• _Given instruction_: The answer should be a single number: how many lines of the entries below hold the word "Cumulative".

• _Dataset_:
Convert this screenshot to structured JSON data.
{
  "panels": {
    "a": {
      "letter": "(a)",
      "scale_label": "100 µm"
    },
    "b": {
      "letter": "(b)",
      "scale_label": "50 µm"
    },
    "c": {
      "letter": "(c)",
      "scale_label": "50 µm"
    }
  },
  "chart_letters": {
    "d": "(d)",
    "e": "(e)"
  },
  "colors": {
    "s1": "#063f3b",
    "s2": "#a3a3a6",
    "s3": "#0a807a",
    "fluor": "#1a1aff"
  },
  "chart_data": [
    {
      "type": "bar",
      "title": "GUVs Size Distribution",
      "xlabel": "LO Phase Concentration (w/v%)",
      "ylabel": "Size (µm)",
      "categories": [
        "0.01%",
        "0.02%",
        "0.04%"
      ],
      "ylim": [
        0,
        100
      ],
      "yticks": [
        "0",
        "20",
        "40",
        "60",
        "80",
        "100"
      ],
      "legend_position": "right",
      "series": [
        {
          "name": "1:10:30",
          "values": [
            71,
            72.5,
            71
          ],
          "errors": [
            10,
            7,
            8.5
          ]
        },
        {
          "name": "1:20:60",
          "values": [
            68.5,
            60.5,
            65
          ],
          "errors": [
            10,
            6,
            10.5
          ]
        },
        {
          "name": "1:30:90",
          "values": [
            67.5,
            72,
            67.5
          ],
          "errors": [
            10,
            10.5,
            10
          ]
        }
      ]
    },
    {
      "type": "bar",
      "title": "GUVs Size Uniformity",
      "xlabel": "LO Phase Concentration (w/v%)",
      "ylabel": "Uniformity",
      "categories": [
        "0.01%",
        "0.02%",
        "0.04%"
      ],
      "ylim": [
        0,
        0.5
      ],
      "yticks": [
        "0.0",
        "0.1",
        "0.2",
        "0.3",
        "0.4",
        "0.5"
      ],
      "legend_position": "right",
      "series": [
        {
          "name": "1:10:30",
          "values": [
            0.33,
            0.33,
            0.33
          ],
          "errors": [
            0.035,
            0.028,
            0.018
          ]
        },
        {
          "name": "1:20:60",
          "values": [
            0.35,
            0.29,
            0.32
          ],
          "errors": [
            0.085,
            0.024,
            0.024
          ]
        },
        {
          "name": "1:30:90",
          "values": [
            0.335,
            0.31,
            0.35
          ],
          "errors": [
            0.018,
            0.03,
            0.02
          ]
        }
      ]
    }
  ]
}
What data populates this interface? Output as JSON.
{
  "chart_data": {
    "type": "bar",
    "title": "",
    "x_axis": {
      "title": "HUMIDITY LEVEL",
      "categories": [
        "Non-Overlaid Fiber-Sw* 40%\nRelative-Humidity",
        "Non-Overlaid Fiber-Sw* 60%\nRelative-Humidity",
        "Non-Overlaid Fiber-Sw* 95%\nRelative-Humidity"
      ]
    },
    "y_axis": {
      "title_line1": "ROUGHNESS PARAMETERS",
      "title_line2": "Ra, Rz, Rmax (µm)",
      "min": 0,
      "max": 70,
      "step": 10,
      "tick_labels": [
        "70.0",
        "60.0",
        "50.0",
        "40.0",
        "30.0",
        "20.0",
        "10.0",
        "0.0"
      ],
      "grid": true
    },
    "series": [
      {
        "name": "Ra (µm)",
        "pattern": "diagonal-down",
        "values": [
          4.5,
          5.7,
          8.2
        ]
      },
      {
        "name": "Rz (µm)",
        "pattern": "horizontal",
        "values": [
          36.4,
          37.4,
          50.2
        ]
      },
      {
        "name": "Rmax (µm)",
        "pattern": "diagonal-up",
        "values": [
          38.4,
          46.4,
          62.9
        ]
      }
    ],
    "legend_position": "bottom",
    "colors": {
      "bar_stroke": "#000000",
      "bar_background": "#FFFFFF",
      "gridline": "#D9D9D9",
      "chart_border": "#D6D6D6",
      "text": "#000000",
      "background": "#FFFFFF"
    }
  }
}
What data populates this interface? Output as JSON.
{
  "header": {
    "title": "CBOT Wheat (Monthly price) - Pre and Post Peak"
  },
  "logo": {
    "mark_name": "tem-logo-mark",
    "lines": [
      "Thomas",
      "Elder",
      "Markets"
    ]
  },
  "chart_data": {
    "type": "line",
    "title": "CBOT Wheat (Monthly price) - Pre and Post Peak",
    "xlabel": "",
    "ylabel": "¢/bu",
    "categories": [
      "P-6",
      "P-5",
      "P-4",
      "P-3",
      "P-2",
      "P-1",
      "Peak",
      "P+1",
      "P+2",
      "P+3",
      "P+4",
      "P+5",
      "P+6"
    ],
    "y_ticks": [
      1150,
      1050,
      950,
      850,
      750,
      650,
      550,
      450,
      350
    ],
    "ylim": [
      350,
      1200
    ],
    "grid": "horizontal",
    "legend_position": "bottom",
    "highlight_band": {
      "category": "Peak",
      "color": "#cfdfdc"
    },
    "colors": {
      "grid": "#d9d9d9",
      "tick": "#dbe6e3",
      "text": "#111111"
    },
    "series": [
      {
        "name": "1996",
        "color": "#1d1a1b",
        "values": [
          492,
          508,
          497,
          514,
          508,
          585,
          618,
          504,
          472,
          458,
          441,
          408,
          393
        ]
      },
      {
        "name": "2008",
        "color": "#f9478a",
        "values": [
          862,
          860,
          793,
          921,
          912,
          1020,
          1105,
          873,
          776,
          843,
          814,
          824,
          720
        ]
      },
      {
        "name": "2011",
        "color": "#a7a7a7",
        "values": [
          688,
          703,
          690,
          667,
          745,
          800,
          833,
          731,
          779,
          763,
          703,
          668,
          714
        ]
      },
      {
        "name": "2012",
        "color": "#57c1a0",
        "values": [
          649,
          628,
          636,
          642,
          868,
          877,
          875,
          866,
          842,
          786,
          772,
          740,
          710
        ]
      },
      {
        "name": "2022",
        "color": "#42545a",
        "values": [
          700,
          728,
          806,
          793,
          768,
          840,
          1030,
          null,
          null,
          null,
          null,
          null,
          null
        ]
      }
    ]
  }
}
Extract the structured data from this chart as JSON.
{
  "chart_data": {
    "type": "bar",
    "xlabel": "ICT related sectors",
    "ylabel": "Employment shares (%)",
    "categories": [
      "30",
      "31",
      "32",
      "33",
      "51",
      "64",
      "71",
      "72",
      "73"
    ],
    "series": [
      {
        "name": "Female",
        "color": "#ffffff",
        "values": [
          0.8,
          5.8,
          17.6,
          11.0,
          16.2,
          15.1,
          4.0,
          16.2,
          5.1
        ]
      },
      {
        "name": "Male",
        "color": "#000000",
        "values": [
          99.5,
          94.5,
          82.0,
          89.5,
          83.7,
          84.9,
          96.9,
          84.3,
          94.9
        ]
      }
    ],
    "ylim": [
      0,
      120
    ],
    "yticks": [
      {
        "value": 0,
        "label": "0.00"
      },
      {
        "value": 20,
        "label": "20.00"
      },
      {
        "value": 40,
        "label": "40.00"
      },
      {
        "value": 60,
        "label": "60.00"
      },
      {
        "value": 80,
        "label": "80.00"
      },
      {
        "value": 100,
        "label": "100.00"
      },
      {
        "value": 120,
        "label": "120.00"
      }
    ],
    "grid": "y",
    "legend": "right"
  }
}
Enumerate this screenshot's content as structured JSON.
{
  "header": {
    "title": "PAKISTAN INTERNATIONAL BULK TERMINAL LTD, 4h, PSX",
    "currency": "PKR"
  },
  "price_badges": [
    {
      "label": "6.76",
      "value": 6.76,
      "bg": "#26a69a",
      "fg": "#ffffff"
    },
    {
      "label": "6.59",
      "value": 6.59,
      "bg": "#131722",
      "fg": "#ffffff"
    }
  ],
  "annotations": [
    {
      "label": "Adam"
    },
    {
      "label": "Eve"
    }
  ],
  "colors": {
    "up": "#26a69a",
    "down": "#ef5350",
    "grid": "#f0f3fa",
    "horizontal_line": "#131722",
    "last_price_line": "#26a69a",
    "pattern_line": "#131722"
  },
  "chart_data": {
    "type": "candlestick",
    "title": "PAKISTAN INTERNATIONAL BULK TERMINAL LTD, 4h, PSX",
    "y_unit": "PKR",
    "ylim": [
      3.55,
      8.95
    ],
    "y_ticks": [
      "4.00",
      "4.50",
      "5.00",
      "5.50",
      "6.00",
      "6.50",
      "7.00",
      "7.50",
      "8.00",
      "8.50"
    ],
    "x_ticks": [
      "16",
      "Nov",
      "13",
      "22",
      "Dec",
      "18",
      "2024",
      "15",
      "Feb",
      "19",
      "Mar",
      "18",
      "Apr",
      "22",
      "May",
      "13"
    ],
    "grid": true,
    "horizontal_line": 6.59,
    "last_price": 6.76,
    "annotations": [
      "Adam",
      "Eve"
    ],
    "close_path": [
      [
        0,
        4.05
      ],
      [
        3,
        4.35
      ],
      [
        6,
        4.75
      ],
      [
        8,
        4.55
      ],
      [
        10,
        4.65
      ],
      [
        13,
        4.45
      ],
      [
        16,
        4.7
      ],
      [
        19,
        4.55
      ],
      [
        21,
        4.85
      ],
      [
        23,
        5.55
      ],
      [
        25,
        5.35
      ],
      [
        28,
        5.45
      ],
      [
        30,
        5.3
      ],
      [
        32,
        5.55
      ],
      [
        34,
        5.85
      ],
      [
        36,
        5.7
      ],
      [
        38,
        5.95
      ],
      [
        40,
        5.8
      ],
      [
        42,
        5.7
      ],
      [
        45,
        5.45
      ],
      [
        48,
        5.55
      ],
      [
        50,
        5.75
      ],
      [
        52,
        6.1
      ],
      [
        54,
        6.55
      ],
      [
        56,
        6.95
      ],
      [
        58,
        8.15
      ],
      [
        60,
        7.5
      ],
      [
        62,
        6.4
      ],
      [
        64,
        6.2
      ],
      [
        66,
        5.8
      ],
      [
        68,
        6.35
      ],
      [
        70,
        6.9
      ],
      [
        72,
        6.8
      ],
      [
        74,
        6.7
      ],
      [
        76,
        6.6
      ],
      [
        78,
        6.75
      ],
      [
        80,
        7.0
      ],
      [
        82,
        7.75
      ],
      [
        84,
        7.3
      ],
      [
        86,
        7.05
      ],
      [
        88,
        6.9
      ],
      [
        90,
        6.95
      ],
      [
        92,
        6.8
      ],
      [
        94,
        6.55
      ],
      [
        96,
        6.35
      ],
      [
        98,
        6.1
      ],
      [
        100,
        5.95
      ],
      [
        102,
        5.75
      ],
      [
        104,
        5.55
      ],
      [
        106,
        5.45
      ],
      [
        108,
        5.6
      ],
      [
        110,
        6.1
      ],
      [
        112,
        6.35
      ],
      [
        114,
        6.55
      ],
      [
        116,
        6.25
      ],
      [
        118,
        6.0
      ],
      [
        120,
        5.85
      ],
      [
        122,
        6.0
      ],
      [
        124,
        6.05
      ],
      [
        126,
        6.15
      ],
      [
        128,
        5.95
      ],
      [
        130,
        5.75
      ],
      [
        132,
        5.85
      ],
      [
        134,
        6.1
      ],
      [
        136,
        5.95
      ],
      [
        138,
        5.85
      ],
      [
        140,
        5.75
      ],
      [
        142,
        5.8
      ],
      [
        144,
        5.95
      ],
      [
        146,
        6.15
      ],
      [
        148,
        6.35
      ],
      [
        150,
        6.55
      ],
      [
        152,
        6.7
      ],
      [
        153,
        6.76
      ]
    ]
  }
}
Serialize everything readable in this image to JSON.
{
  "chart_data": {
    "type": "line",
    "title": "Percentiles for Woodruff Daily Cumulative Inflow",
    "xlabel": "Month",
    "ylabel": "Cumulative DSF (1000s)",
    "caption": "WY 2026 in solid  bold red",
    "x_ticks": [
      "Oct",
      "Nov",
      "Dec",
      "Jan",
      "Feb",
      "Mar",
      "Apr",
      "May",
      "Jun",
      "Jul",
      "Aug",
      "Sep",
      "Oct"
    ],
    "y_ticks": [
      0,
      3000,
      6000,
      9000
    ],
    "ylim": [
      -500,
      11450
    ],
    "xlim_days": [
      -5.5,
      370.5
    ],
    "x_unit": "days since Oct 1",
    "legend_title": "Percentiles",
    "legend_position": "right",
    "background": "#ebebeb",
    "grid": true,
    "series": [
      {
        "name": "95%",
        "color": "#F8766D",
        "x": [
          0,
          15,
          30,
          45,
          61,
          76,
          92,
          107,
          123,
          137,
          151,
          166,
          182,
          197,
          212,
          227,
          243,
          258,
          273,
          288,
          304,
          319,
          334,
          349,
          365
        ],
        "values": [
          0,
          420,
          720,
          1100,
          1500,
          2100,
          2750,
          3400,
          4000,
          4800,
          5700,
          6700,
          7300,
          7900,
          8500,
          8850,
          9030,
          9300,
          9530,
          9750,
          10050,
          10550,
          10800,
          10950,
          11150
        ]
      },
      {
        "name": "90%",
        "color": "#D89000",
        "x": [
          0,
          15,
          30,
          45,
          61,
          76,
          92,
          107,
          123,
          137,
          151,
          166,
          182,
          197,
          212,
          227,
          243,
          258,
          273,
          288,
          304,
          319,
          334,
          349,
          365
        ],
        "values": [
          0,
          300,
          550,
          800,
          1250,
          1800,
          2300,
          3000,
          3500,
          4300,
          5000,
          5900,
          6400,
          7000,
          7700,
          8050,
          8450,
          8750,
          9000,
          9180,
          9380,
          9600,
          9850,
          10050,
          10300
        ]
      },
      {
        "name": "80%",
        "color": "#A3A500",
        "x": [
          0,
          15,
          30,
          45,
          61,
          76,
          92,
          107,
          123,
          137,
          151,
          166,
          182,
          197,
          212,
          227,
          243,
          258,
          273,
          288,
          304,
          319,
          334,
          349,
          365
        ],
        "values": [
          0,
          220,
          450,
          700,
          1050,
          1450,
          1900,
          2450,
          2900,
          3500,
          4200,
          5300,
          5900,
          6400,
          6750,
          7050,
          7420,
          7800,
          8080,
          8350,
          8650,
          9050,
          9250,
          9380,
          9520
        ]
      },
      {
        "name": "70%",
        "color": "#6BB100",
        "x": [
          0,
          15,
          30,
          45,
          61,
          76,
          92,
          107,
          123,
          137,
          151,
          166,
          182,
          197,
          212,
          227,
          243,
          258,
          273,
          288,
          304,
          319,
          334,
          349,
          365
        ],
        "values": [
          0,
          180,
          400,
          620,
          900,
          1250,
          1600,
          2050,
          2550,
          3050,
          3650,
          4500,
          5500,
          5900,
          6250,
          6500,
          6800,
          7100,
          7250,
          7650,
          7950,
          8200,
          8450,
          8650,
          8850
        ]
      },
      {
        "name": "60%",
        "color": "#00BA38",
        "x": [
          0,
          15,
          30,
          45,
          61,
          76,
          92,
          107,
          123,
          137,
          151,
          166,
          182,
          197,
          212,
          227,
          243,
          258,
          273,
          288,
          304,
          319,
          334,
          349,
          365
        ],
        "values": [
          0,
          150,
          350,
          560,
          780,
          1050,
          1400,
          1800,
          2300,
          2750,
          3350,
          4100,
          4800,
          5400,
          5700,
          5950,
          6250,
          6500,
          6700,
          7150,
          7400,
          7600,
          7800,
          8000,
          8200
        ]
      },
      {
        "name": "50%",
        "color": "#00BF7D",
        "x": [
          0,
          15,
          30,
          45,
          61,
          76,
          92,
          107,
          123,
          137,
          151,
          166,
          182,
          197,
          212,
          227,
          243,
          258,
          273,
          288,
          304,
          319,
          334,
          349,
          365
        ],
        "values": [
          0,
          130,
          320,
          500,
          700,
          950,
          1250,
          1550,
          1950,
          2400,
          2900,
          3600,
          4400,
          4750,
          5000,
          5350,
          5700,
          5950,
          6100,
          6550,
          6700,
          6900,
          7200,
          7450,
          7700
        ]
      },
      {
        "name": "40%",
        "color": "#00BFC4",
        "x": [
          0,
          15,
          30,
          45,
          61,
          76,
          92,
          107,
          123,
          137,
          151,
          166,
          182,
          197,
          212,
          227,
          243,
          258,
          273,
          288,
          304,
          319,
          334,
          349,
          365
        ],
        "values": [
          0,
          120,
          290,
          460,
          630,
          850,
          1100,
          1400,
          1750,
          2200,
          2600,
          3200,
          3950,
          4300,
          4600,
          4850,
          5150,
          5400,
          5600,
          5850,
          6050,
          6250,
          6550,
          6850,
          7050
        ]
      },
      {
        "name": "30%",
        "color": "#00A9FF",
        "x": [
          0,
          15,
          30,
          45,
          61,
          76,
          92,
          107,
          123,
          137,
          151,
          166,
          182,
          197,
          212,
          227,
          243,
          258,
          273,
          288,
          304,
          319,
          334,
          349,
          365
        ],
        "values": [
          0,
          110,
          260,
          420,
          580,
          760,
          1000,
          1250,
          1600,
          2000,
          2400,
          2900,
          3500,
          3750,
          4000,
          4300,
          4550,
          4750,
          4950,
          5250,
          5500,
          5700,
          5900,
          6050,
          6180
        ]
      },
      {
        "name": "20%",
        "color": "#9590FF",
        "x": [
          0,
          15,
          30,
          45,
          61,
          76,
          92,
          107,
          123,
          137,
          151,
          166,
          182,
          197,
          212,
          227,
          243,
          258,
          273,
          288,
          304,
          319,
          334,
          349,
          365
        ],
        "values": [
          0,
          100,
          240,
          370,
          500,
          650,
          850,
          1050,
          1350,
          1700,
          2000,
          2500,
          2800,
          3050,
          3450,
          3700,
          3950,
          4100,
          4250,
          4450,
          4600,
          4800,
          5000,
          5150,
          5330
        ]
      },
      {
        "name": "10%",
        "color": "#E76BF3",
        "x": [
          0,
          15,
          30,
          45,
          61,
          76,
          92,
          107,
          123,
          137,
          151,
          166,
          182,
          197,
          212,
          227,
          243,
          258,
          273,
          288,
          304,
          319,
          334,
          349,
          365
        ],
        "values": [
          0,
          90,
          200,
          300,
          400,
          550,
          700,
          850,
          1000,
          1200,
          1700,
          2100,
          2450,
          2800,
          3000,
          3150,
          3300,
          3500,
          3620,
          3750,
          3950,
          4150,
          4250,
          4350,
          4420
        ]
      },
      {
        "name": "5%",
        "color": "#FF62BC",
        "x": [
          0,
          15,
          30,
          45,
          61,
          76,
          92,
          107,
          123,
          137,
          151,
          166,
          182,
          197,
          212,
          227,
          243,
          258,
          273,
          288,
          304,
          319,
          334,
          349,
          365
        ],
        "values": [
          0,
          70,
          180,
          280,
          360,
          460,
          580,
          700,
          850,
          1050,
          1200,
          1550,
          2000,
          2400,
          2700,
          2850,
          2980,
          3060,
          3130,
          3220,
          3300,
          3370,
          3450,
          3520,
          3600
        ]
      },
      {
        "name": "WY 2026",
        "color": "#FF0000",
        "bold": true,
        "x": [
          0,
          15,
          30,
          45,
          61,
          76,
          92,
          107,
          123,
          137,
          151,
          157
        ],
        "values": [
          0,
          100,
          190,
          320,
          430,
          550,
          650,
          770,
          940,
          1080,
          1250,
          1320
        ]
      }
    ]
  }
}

• _Task output_: 2